* START GIVEN DATA *
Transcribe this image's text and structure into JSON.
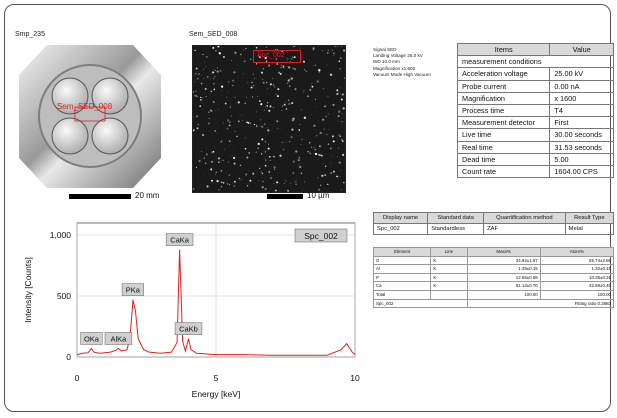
{
  "stage": {
    "title": "Smp_235",
    "overlay_label": "Sem_SED_008",
    "scale": "20 mm"
  },
  "sem": {
    "title": "Sem_SED_008",
    "overlay_label": "Spc_002",
    "scale": "10 µm"
  },
  "signal_info": [
    "Signal SED",
    "Landing Voltage 25.0 kV",
    "WD 10.0 mm",
    "Magnification x1,600",
    "Vacuum Mode High Vacuum"
  ],
  "conditions_table": {
    "headers": [
      "Items",
      "Value"
    ],
    "section": "measurement conditions",
    "rows": [
      [
        "Acceleration voltage",
        "25.00 kV"
      ],
      [
        "Probe current",
        "0.00 nA"
      ],
      [
        "Magnification",
        "x 1600"
      ],
      [
        "Process time",
        "T4"
      ],
      [
        "Measurement detector",
        "First"
      ],
      [
        "Live time",
        "30.00 seconds"
      ],
      [
        "Real time",
        "31.53 seconds"
      ],
      [
        "Dead time",
        "5.00"
      ],
      [
        "Count rate",
        "1604.00 CPS"
      ]
    ]
  },
  "quant_table": {
    "headers": [
      "Display name",
      "Standard data",
      "Quantification method",
      "Result Type"
    ],
    "rows": [
      [
        "Spc_002",
        "Standardless",
        "ZAF",
        "Metal"
      ]
    ]
  },
  "element_table": {
    "headers": [
      "Element",
      "Line",
      "Mass%",
      "Atom%"
    ],
    "rows": [
      [
        "O",
        "K",
        "34.92±1.67",
        "55.74±2.66"
      ],
      [
        "Al",
        "K",
        "1.39±0.15",
        "1.32±0.15"
      ],
      [
        "P",
        "K",
        "12.56±0.58",
        "10.35±0.31"
      ],
      [
        "Ca",
        "K",
        "51.14±0.70",
        "32.59±0.45"
      ],
      [
        "Total",
        "",
        "100.00",
        "100.00"
      ]
    ],
    "footer_left": "Spc_002",
    "footer_right": "Fitting ratio 0.2883"
  },
  "chart_data": {
    "type": "line",
    "title": "Spc_002",
    "xlabel": "Energy [keV]",
    "ylabel": "Intensity [Counts]",
    "xlim": [
      0,
      10
    ],
    "ylim": [
      0,
      1000
    ],
    "xticks": [
      "0",
      "5",
      "10"
    ],
    "yticks": [
      "0",
      "500",
      "1,000"
    ],
    "series_color": "#e0201e",
    "series": [
      {
        "x": [
          0.0,
          0.2,
          0.4,
          0.52,
          0.6,
          0.8,
          1.0,
          1.2,
          1.4,
          1.49,
          1.6,
          1.8,
          1.9,
          2.0,
          2.01,
          2.1,
          2.2,
          2.4,
          2.6,
          3.0,
          3.4,
          3.6,
          3.69,
          3.8,
          3.9,
          4.01,
          4.1,
          4.3,
          5.0,
          6.0,
          7.0,
          8.0,
          9.0,
          9.5,
          9.7,
          9.9,
          10.0
        ],
        "y": [
          20,
          30,
          35,
          70,
          40,
          30,
          35,
          40,
          55,
          70,
          50,
          60,
          150,
          420,
          470,
          380,
          150,
          60,
          40,
          30,
          40,
          120,
          880,
          130,
          50,
          150,
          60,
          30,
          20,
          20,
          15,
          15,
          15,
          60,
          110,
          40,
          20
        ]
      }
    ],
    "peak_labels": [
      {
        "label": "OKa",
        "x": 0.52
      },
      {
        "label": "AlKa",
        "x": 1.49
      },
      {
        "label": "PKa",
        "x": 2.01
      },
      {
        "label": "CaKa",
        "x": 3.69
      },
      {
        "label": "CaKb",
        "x": 4.01
      }
    ],
    "grid": true
  }
}
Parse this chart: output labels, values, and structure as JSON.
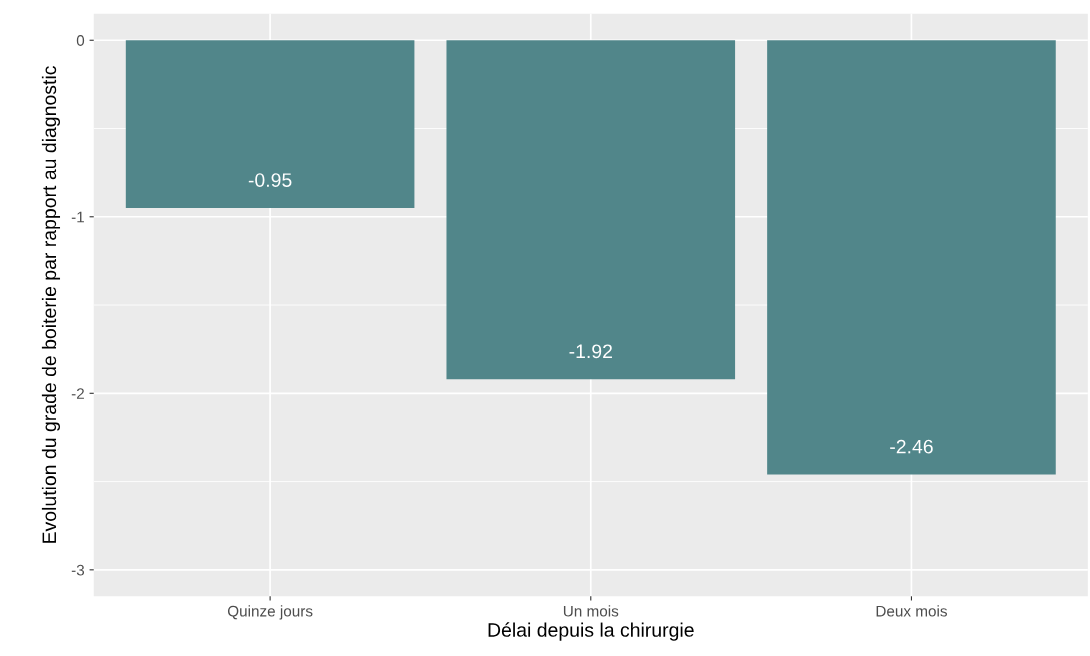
{
  "chart_data": {
    "type": "bar",
    "xlabel": "Délai depuis la chirurgie",
    "ylabel": "Evolution du grade de boiterie par rapport au diagnostic",
    "categories": [
      "Quinze jours",
      "Un mois",
      "Deux mois"
    ],
    "values": [
      -0.95,
      -1.92,
      -2.46
    ],
    "color": "#51868a",
    "ylim": [
      -3.15,
      0.15
    ],
    "yticks": [
      -3,
      -2,
      -1,
      0
    ],
    "grid": true,
    "data_labels": true
  }
}
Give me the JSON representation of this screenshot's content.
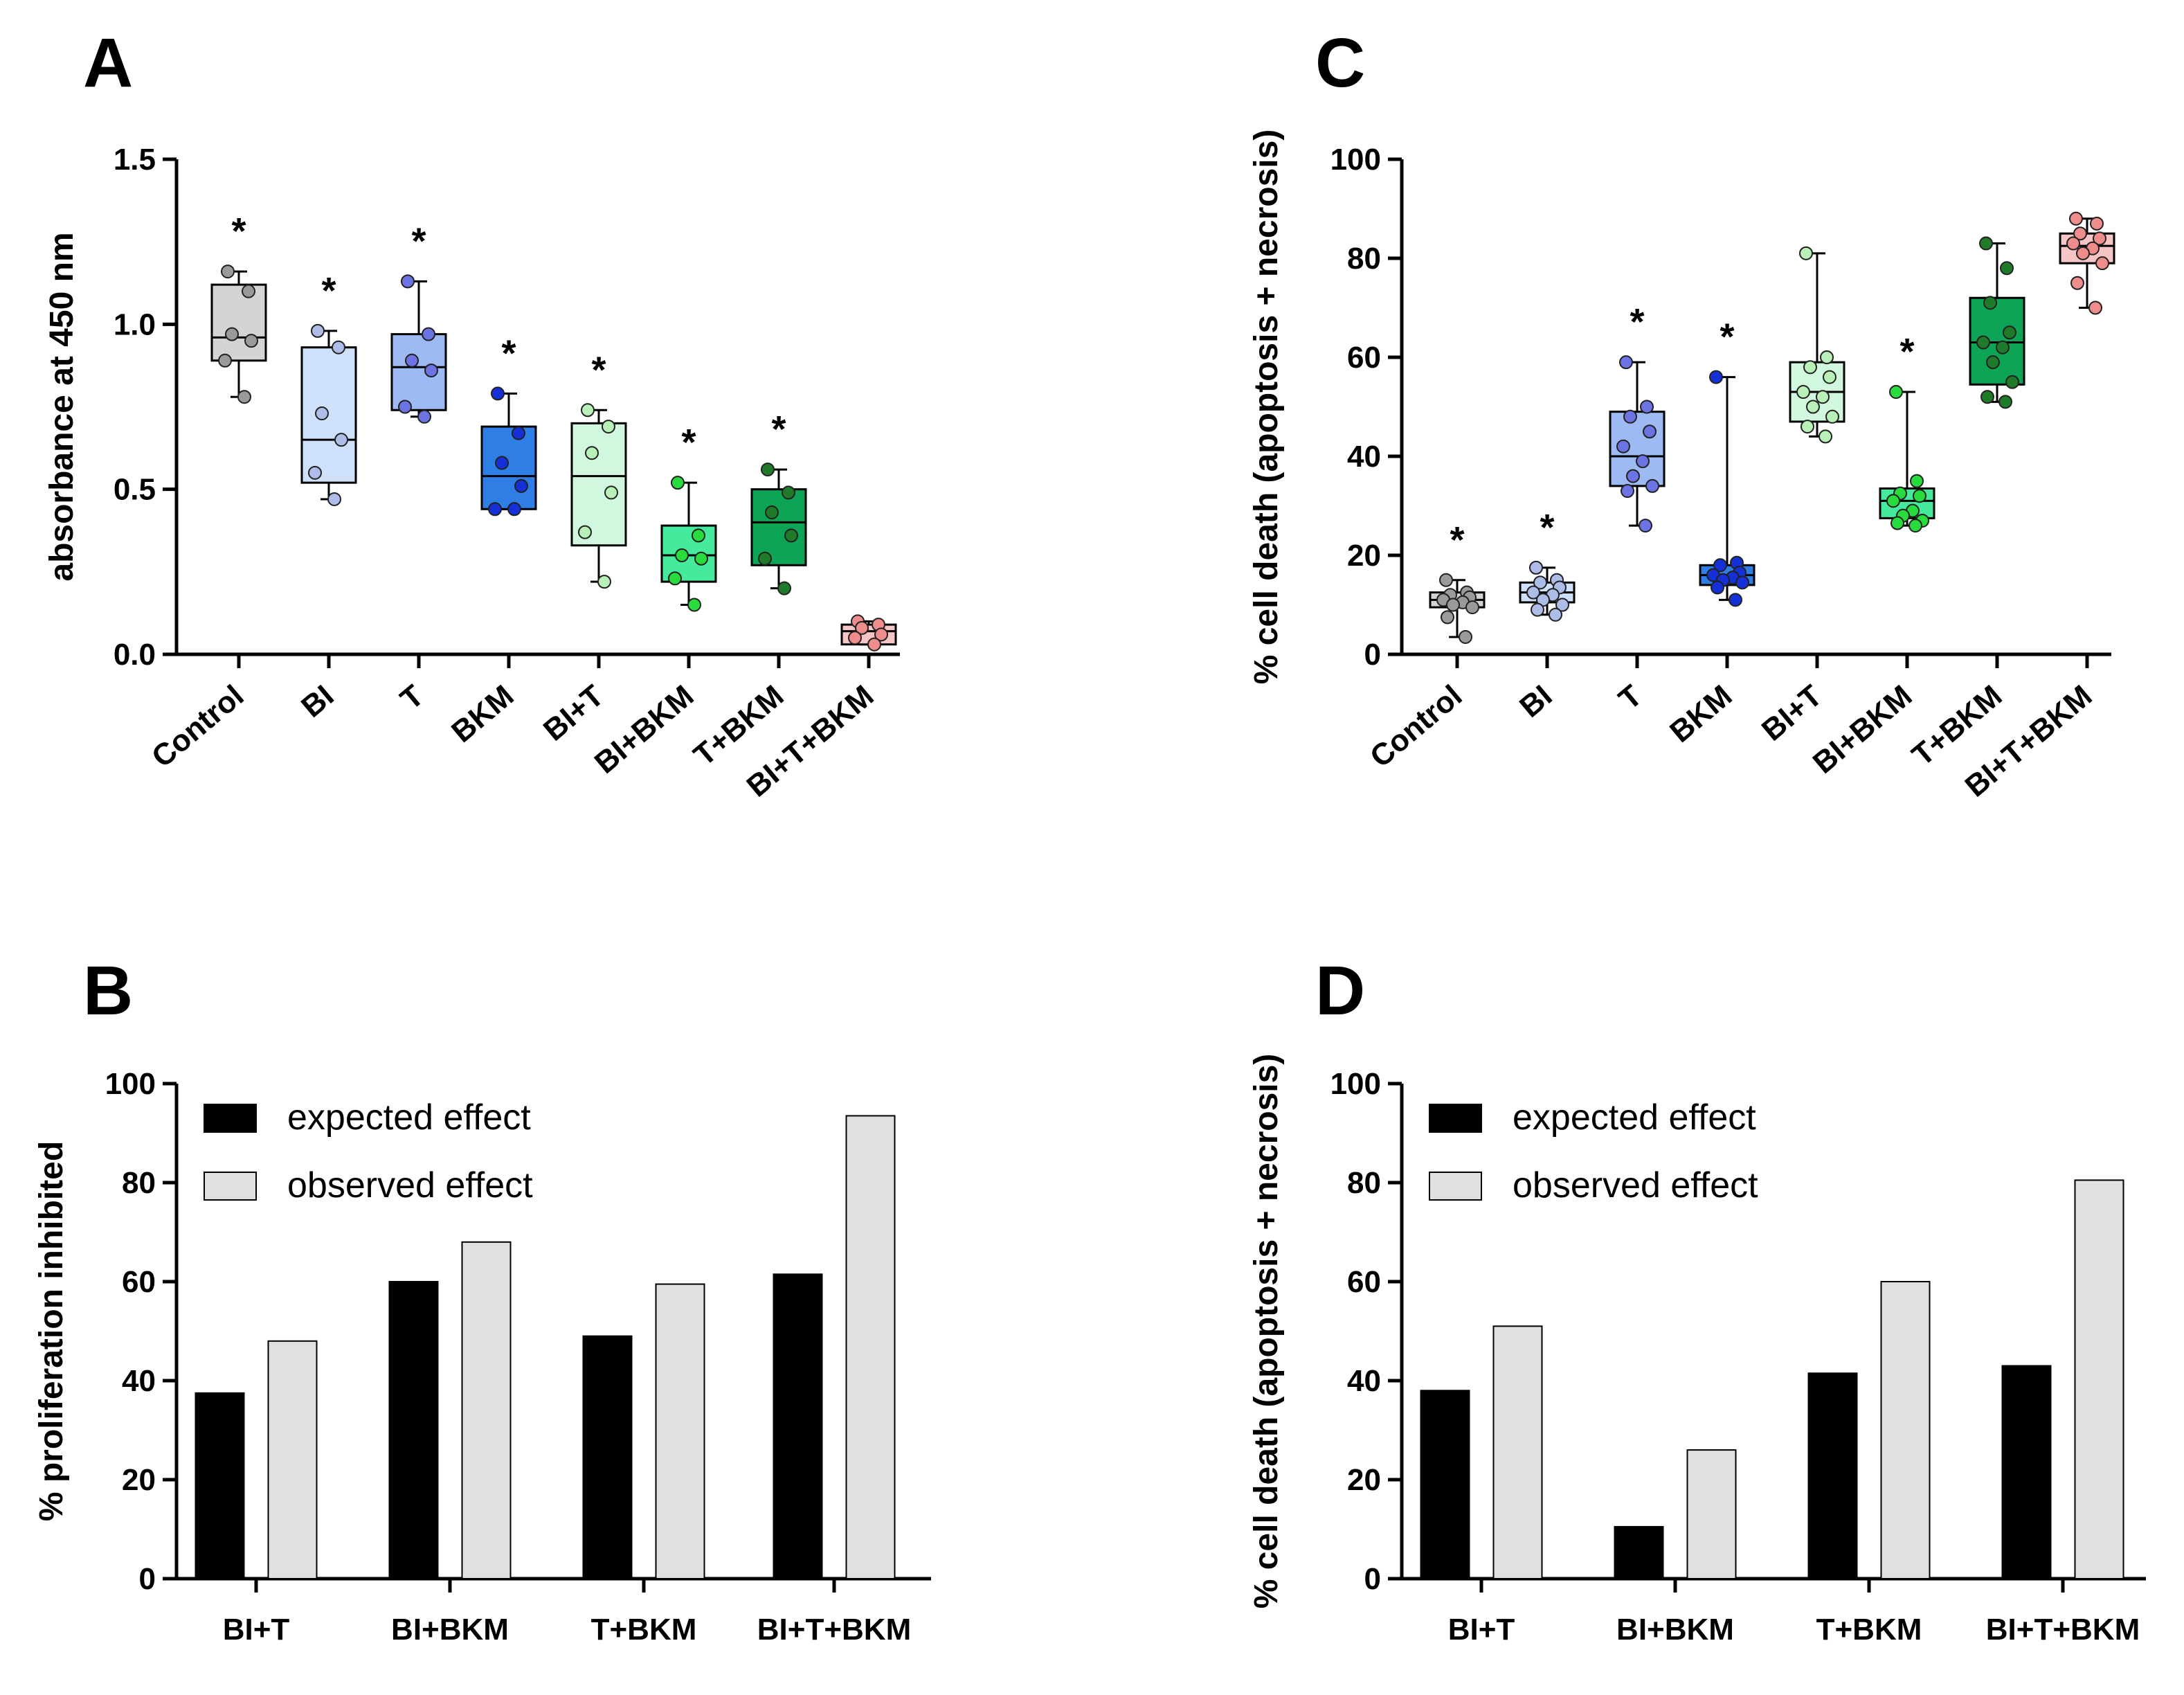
{
  "chart_data": [
    {
      "panel": "A",
      "type": "box",
      "ylabel": "absorbance at 450 nm",
      "ylim": [
        0,
        1.5
      ],
      "yticks": [
        "0.0",
        "0.5",
        "1.0",
        "1.5"
      ],
      "categories": [
        "Control",
        "BI",
        "T",
        "BKM",
        "BI+T",
        "BI+BKM",
        "T+BKM",
        "BI+T+BKM"
      ],
      "significance": [
        "*",
        "*",
        "*",
        "*",
        "*",
        "*",
        "*",
        ""
      ],
      "boxes": [
        {
          "min": 0.78,
          "q1": 0.89,
          "median": 0.96,
          "q3": 1.12,
          "max": 1.16,
          "points": [
            1.16,
            1.1,
            0.97,
            0.95,
            0.89,
            0.78
          ]
        },
        {
          "min": 0.47,
          "q1": 0.52,
          "median": 0.65,
          "q3": 0.93,
          "max": 0.98,
          "points": [
            0.98,
            0.93,
            0.73,
            0.65,
            0.55,
            0.47
          ]
        },
        {
          "min": 0.72,
          "q1": 0.74,
          "median": 0.87,
          "q3": 0.97,
          "max": 1.13,
          "points": [
            1.13,
            0.97,
            0.89,
            0.86,
            0.75,
            0.72
          ]
        },
        {
          "min": 0.44,
          "q1": 0.44,
          "median": 0.54,
          "q3": 0.69,
          "max": 0.79,
          "points": [
            0.79,
            0.67,
            0.58,
            0.51,
            0.44,
            0.44
          ]
        },
        {
          "min": 0.22,
          "q1": 0.33,
          "median": 0.54,
          "q3": 0.7,
          "max": 0.74,
          "points": [
            0.74,
            0.69,
            0.61,
            0.49,
            0.37,
            0.22
          ]
        },
        {
          "min": 0.15,
          "q1": 0.22,
          "median": 0.3,
          "q3": 0.39,
          "max": 0.52,
          "points": [
            0.52,
            0.36,
            0.3,
            0.29,
            0.23,
            0.15
          ]
        },
        {
          "min": 0.2,
          "q1": 0.27,
          "median": 0.4,
          "q3": 0.5,
          "max": 0.56,
          "points": [
            0.56,
            0.49,
            0.43,
            0.36,
            0.29,
            0.2
          ]
        },
        {
          "min": 0.03,
          "q1": 0.03,
          "median": 0.07,
          "q3": 0.09,
          "max": 0.1,
          "points": [
            0.1,
            0.09,
            0.08,
            0.06,
            0.05,
            0.03
          ]
        }
      ],
      "colors": [
        "#d4d4d4",
        "#cfe0fb",
        "#9dbbf2",
        "#2f7ee6",
        "#d2f7df",
        "#45ea9c",
        "#0ea456",
        "#f6c5c5"
      ],
      "point_colors": [
        "#9a9a9a",
        "#aebde8",
        "#6c74e4",
        "#1530d6",
        "#b8f0b8",
        "#29dc3e",
        "#1f7a2a",
        "#ef8c8c"
      ]
    },
    {
      "panel": "B",
      "type": "bar",
      "ylabel": "%  proliferation inhibited",
      "ylim": [
        0,
        100
      ],
      "yticks": [
        "0",
        "20",
        "40",
        "60",
        "80",
        "100"
      ],
      "categories": [
        "BI+T",
        "BI+BKM",
        "T+BKM",
        "BI+T+BKM"
      ],
      "series": [
        {
          "name": "expected effect",
          "color": "#000000",
          "values": [
            37.5,
            60,
            49,
            61.5
          ]
        },
        {
          "name": "observed effect",
          "color": "#e0e0e0",
          "values": [
            48,
            68,
            59.5,
            93.5
          ]
        }
      ],
      "legend": "top-left"
    },
    {
      "panel": "C",
      "type": "box",
      "ylabel": "% cell death (apoptosis + necrosis)",
      "ylim": [
        0,
        100
      ],
      "yticks": [
        "0",
        "20",
        "40",
        "60",
        "80",
        "100"
      ],
      "categories": [
        "Control",
        "BI",
        "T",
        "BKM",
        "BI+T",
        "BI+BKM",
        "T+BKM",
        "BI+T+BKM"
      ],
      "significance": [
        "*",
        "*",
        "*",
        "*",
        "",
        "*",
        "",
        ""
      ],
      "boxes": [
        {
          "min": 3.5,
          "q1": 9.5,
          "median": 11,
          "q3": 12.5,
          "max": 15,
          "points": [
            15,
            12.5,
            12,
            11.5,
            11,
            10.5,
            10,
            9.5,
            7.5,
            3.5
          ]
        },
        {
          "min": 8,
          "q1": 10.5,
          "median": 12.5,
          "q3": 14.5,
          "max": 17.5,
          "points": [
            17.5,
            15,
            14.5,
            13.5,
            12.5,
            12,
            11,
            10,
            9,
            8
          ]
        },
        {
          "min": 26,
          "q1": 34,
          "median": 40,
          "q3": 49,
          "max": 59,
          "points": [
            59,
            50,
            48,
            45,
            42,
            39,
            36,
            34,
            33,
            26
          ]
        },
        {
          "min": 11,
          "q1": 14,
          "median": 16,
          "q3": 18,
          "max": 56,
          "points": [
            56,
            18.5,
            18,
            16.5,
            16,
            15.5,
            15,
            14.5,
            13.5,
            11
          ]
        },
        {
          "min": 44,
          "q1": 47,
          "median": 53,
          "q3": 59,
          "max": 81,
          "points": [
            81,
            60,
            58,
            56,
            53,
            52,
            50,
            48,
            46,
            44
          ]
        },
        {
          "min": 26,
          "q1": 27.5,
          "median": 31,
          "q3": 33.5,
          "max": 53,
          "points": [
            53,
            35,
            32.5,
            32,
            31,
            29,
            28,
            27,
            26.5,
            26
          ]
        },
        {
          "min": 51,
          "q1": 54.5,
          "median": 63,
          "q3": 72,
          "max": 83,
          "points": [
            83,
            78,
            71,
            65,
            63,
            62,
            59,
            55,
            52,
            51
          ]
        },
        {
          "min": 70,
          "q1": 79,
          "median": 82.5,
          "q3": 85,
          "max": 88,
          "points": [
            88,
            87,
            85,
            84,
            83,
            82,
            81,
            79,
            75,
            70
          ]
        }
      ],
      "colors": [
        "#d4d4d4",
        "#cfe0fb",
        "#9dbbf2",
        "#2f7ee6",
        "#d2f7df",
        "#45ea9c",
        "#0ea456",
        "#f6c5c5"
      ],
      "point_colors": [
        "#9a9a9a",
        "#aebde8",
        "#6c74e4",
        "#1530d6",
        "#b8f0b8",
        "#29dc3e",
        "#1f7a2a",
        "#ef8c8c"
      ]
    },
    {
      "panel": "D",
      "type": "bar",
      "ylabel": "% cell death (apoptosis + necrosis)",
      "ylim": [
        0,
        100
      ],
      "yticks": [
        "0",
        "20",
        "40",
        "60",
        "80",
        "100"
      ],
      "categories": [
        "BI+T",
        "BI+BKM",
        "T+BKM",
        "BI+T+BKM"
      ],
      "series": [
        {
          "name": "expected effect",
          "color": "#000000",
          "values": [
            38,
            10.5,
            41.5,
            43
          ]
        },
        {
          "name": "observed effect",
          "color": "#e0e0e0",
          "values": [
            51,
            26,
            60,
            80.5
          ]
        }
      ],
      "legend": "top-left"
    }
  ]
}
* END GIVEN DATA *
§ **TO BE DONE**:
Among the entries above, identify all lines with "xlabel" and copy them.

§ **OUTPUT**:
    "xlabel": "Energy [keV]",
    "xlabel": "Délai depuis la chirurgie",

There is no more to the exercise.